[Dataset records]
──────────
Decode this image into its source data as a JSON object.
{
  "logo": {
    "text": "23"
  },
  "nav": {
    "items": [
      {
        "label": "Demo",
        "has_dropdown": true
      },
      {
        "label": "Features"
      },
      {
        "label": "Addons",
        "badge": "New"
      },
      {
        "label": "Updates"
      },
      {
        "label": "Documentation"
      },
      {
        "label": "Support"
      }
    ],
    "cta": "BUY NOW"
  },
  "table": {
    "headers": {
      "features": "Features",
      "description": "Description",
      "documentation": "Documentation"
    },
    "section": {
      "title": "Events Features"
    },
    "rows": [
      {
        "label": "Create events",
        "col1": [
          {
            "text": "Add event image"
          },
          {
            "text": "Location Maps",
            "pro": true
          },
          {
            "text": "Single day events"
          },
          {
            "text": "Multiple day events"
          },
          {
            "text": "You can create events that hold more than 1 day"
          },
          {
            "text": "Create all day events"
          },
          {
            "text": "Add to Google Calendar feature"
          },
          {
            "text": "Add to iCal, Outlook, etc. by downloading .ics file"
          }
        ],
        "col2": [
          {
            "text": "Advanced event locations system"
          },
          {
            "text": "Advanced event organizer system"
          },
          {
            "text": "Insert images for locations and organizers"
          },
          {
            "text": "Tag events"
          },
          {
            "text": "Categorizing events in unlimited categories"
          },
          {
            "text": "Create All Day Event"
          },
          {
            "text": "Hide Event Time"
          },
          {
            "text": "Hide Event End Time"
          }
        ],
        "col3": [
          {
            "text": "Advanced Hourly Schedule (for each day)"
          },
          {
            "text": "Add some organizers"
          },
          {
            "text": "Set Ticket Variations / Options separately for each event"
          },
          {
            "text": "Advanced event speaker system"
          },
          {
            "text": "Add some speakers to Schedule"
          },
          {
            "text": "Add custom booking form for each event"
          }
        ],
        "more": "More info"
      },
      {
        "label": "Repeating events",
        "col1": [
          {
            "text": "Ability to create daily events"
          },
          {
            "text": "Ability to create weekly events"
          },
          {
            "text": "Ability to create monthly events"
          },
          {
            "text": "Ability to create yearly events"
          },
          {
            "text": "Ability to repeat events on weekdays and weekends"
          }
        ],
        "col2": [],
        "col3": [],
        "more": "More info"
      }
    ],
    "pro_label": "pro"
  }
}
──────────
--- Do this ---
Select every line in the records above that contains the word "Time".

--- Completed task ---
            "text": "Hide Event Time"
            "text": "Hide Event End Time"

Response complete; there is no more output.